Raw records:
☆ ☆ ☆ ☆
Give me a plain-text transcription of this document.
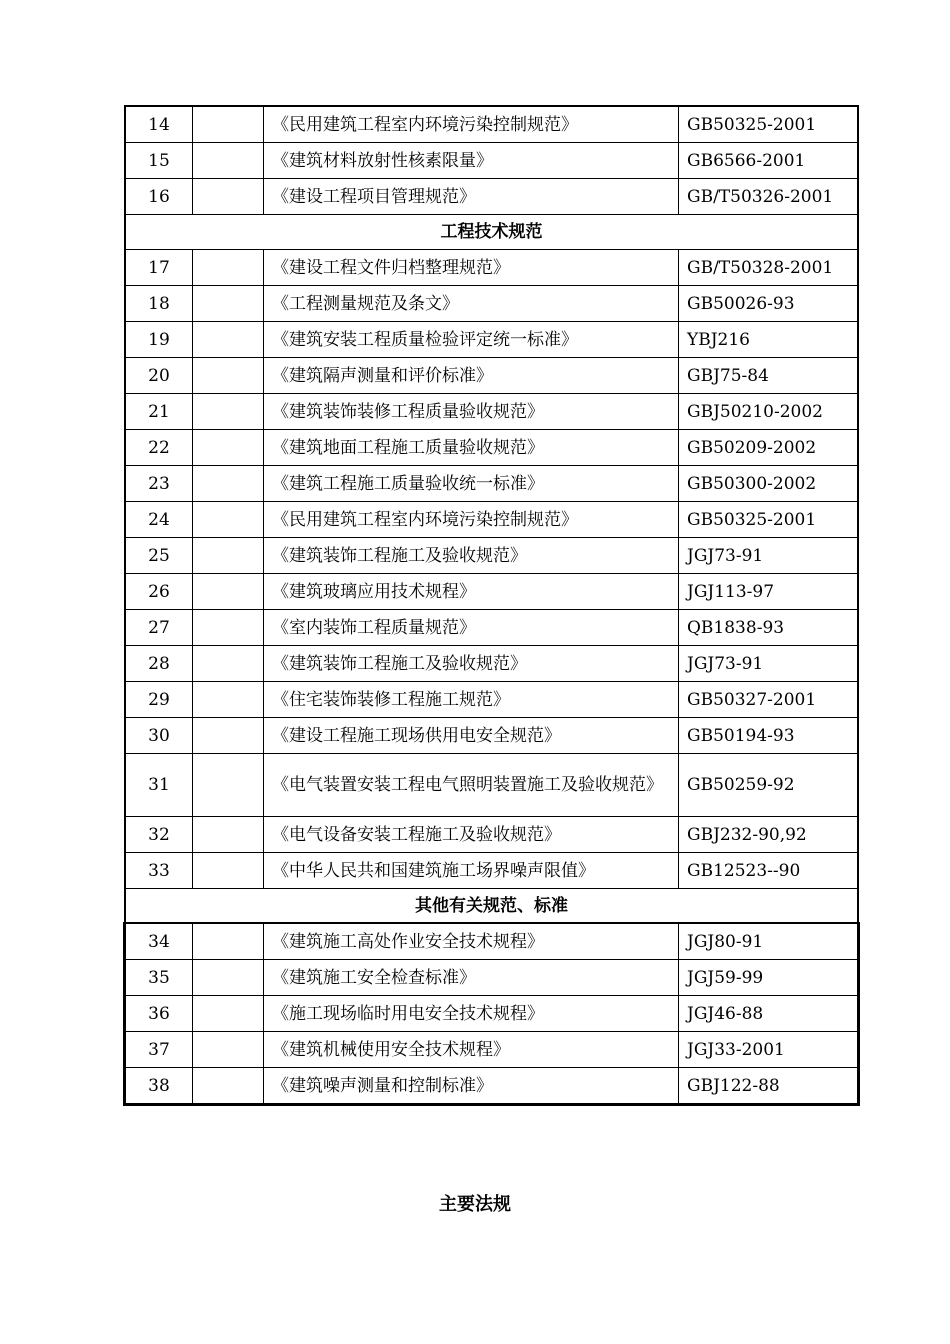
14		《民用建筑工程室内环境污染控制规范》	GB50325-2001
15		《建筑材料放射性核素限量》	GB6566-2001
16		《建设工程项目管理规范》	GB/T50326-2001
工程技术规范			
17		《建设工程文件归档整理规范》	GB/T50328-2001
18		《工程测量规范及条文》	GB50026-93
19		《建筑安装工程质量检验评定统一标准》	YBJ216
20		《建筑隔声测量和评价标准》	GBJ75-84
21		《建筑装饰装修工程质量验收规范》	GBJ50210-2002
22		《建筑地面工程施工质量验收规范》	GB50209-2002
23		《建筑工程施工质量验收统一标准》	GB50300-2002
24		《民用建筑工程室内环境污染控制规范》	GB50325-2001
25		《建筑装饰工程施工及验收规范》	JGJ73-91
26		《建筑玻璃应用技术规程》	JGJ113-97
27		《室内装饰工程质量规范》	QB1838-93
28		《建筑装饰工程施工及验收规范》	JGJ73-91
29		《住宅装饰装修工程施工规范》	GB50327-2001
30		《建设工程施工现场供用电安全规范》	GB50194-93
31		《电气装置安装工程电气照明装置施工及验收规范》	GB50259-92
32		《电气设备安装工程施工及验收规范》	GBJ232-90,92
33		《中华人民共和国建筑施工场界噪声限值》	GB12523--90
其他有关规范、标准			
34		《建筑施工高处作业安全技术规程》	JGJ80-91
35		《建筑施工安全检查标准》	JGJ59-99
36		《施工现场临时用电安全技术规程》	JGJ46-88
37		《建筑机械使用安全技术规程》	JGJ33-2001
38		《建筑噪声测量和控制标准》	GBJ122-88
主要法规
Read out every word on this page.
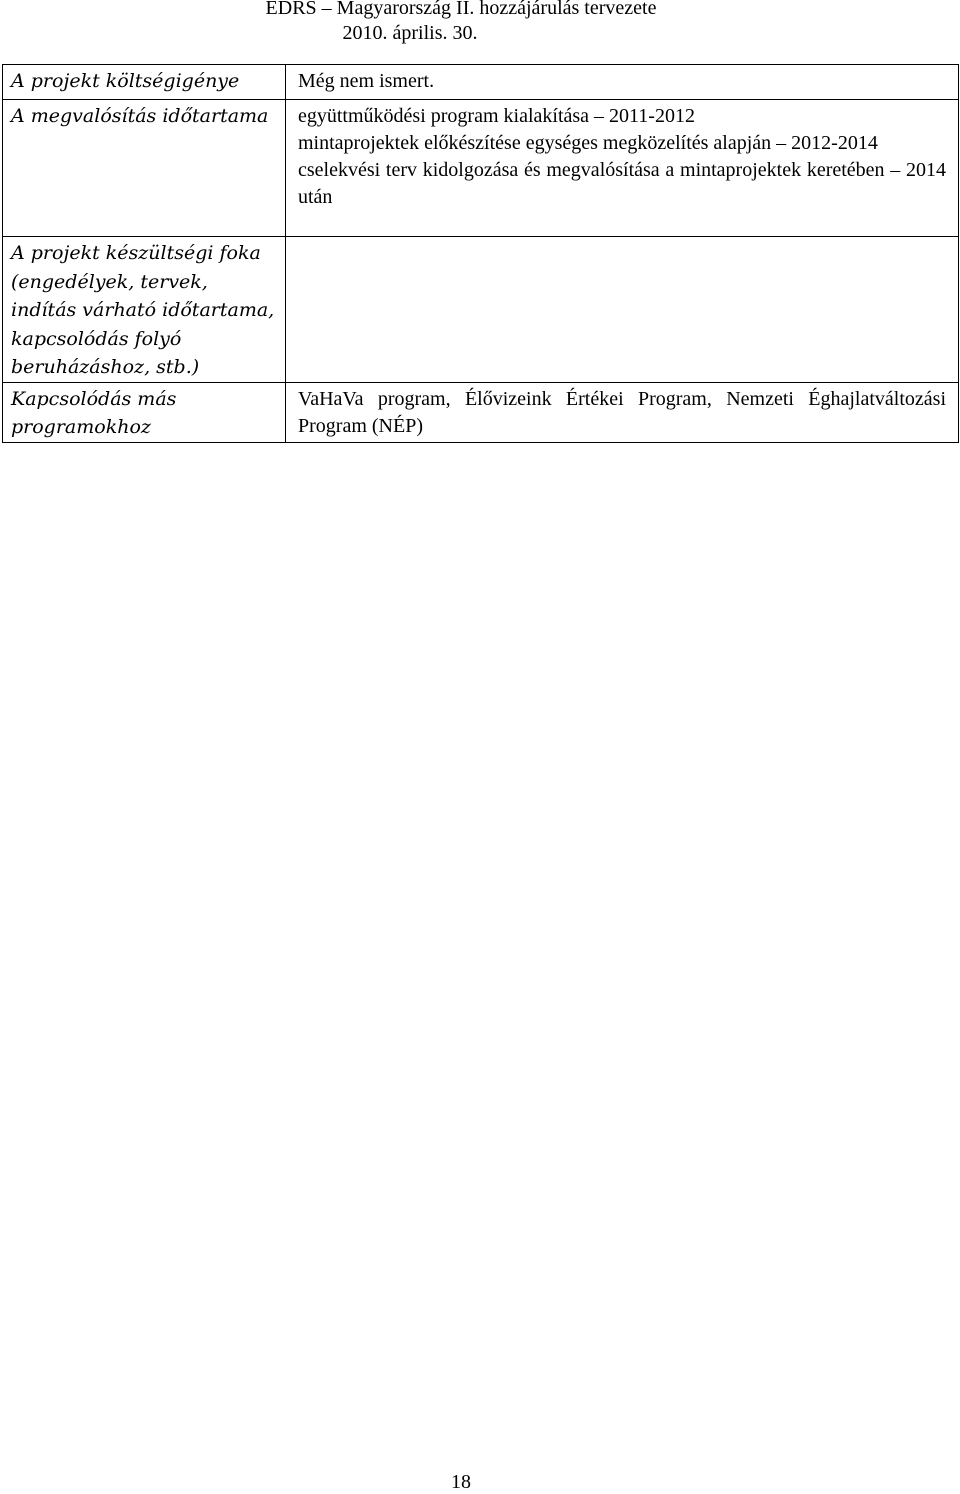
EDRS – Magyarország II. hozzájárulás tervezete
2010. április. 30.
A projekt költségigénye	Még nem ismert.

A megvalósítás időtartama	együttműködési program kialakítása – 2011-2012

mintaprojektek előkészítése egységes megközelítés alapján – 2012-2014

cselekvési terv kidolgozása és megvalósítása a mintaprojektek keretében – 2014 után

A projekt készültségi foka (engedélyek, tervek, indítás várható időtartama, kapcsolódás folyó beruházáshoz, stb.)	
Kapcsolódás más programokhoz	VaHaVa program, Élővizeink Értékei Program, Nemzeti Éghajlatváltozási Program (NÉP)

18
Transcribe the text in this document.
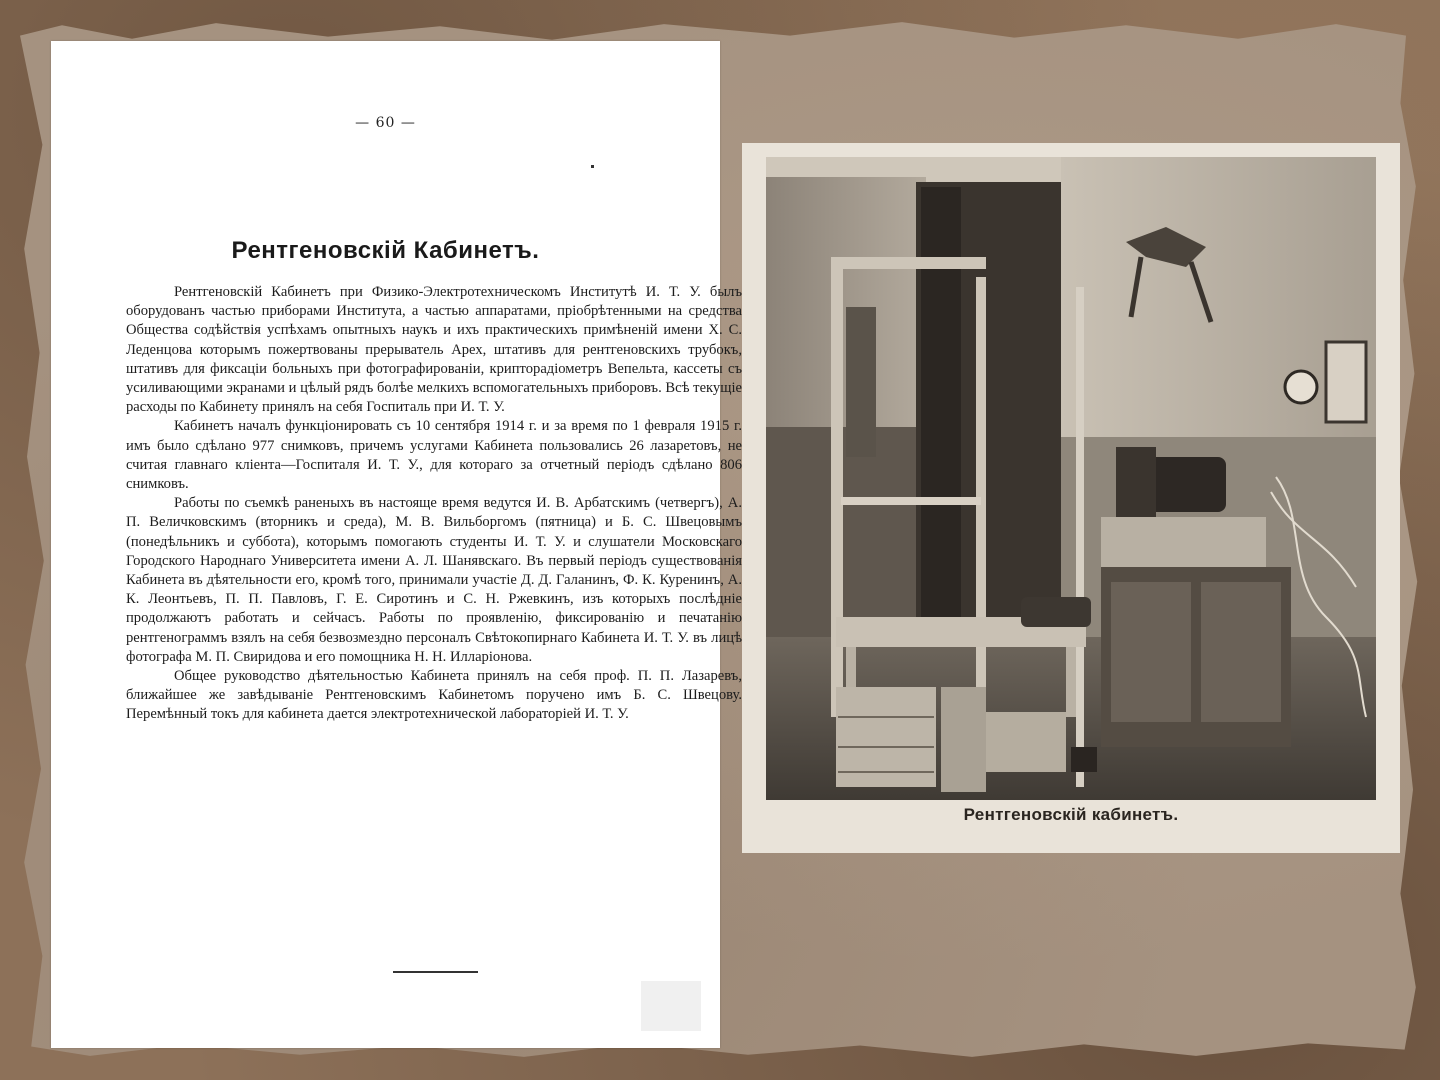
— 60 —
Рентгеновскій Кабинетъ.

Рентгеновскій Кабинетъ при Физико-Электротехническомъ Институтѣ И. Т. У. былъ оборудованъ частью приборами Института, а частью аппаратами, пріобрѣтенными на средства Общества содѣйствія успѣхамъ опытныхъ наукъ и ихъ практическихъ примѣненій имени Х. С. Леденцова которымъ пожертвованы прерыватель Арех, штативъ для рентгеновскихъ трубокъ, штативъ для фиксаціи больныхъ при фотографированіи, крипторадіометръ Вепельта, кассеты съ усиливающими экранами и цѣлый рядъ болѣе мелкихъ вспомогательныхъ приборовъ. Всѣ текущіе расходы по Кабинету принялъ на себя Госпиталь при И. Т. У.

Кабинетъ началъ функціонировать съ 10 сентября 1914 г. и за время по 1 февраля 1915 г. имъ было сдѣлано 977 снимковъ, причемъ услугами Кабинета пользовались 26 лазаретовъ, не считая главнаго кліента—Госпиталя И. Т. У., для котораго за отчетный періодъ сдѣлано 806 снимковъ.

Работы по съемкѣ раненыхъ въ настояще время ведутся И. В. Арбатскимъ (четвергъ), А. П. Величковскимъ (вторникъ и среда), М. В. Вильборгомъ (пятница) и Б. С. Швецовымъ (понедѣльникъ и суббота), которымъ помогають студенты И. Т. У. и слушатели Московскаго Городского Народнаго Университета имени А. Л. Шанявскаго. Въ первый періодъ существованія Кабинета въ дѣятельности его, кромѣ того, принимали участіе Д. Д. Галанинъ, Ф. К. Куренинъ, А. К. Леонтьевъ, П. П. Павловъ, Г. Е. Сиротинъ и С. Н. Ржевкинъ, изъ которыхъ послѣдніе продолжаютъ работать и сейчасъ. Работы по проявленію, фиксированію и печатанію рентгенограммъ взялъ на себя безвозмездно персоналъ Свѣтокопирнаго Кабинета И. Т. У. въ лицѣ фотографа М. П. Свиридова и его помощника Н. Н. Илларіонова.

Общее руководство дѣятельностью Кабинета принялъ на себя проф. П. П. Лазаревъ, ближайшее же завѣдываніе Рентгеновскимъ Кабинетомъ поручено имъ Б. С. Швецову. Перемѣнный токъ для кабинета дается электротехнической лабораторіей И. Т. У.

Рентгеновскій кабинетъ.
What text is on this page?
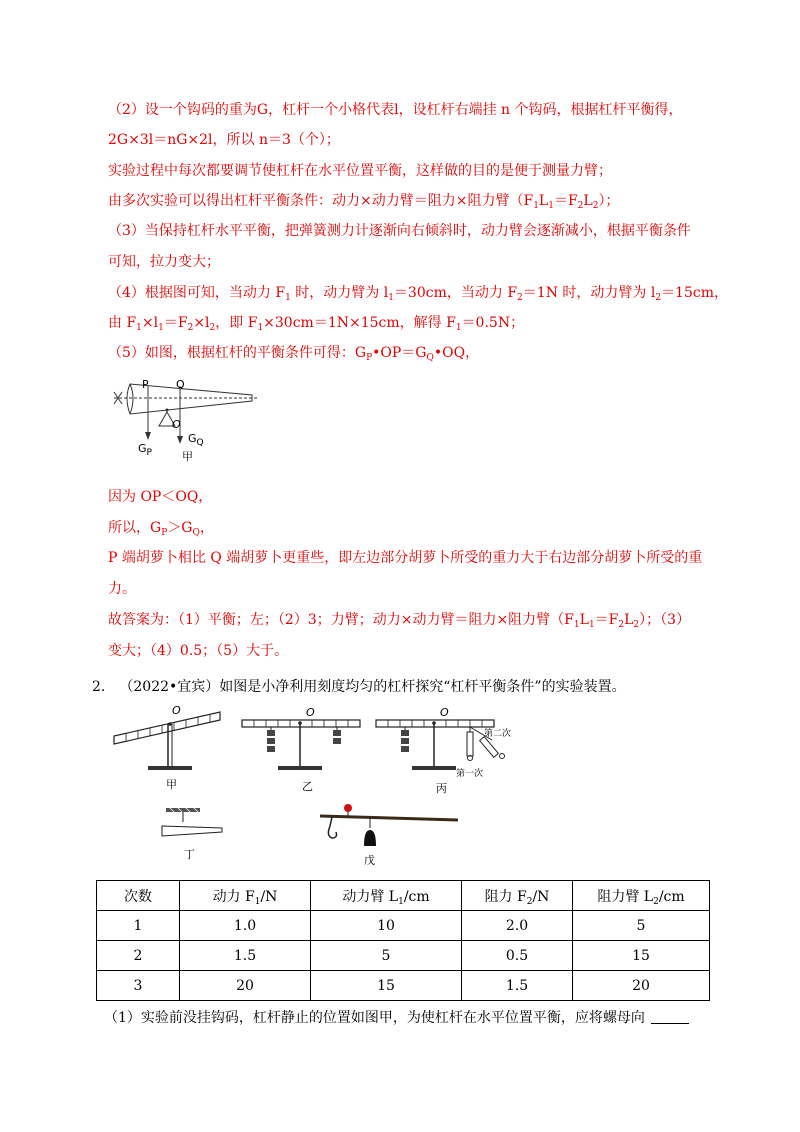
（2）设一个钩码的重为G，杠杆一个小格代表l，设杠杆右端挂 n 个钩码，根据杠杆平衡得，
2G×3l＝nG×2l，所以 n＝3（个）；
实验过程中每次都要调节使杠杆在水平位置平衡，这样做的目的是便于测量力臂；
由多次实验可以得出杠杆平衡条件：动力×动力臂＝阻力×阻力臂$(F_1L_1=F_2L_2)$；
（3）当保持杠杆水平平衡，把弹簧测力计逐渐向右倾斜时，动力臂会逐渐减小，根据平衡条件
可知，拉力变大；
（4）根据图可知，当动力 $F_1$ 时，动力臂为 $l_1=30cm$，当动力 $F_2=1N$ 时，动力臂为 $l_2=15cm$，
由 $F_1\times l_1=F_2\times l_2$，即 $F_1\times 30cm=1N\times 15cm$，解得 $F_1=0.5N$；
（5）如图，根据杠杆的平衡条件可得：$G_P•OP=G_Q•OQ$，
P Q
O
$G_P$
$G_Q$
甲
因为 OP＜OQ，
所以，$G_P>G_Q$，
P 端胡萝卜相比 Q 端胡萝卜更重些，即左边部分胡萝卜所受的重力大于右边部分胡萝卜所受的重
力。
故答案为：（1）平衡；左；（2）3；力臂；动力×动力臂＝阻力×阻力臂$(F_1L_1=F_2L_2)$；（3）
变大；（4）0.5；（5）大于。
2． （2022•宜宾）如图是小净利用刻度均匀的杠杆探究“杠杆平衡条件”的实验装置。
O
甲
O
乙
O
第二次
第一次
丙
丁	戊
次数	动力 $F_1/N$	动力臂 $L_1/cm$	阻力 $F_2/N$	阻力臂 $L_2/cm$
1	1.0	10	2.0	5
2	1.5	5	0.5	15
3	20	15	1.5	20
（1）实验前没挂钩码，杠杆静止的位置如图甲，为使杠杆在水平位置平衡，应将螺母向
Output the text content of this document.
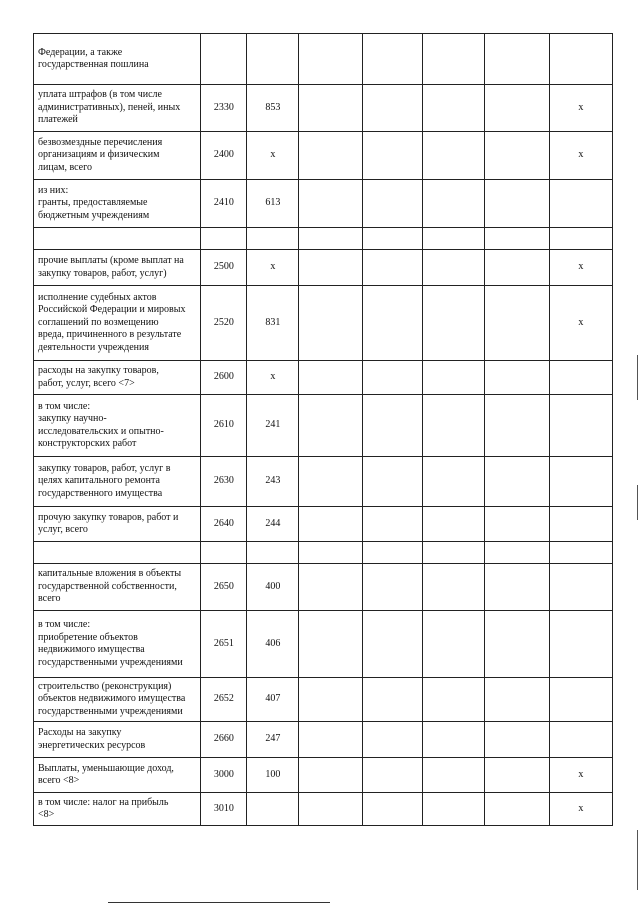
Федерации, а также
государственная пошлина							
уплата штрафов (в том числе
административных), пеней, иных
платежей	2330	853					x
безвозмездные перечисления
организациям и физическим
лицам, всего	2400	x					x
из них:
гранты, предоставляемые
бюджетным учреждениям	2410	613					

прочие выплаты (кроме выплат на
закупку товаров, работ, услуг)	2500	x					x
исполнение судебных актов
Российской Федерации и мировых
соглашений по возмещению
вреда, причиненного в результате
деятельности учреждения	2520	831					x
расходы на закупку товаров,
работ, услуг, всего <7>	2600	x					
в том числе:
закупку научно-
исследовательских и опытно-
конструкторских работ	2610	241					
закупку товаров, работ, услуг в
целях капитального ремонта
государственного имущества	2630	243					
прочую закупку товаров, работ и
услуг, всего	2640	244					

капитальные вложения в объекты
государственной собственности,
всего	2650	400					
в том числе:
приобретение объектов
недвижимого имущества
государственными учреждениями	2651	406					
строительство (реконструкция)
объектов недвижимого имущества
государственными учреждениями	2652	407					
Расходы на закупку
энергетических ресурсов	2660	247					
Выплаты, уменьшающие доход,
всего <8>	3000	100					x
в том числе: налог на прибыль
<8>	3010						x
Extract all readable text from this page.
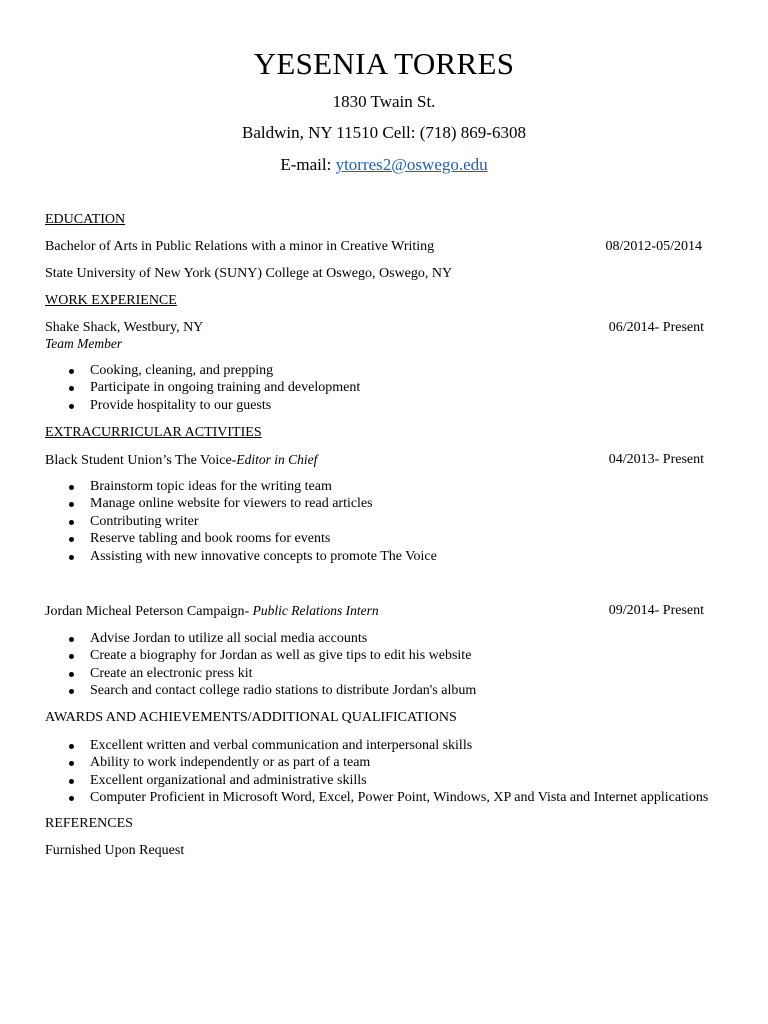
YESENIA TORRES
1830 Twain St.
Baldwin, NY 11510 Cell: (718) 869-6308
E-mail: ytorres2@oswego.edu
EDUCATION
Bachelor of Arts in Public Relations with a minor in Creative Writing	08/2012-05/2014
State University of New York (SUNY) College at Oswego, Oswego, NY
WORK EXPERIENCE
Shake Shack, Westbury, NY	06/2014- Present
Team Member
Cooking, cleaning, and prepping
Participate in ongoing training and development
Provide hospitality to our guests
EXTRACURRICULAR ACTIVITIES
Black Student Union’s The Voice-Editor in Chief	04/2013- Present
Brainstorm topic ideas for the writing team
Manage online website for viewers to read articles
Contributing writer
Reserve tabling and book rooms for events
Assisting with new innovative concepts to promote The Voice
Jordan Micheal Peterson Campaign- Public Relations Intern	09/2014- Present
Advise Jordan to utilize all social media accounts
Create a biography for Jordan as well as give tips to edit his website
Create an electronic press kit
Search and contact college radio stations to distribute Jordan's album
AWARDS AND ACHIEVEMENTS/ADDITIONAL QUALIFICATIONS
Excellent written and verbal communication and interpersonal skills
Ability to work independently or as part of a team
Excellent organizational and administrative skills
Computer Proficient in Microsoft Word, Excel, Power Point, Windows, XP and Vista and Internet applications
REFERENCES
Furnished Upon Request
☆ ☆ ☆ ☆
**THE EXERCISE:** Using the listing, copy every line where the word "всего" shows up.

**TASK OUTPUT:**
лицам, всего	2400	x					x
работ, услуг, всего <7>	2600	x					
услуг, всего	2640	244					
всего	2650	400					
всего <8>	3000	100					x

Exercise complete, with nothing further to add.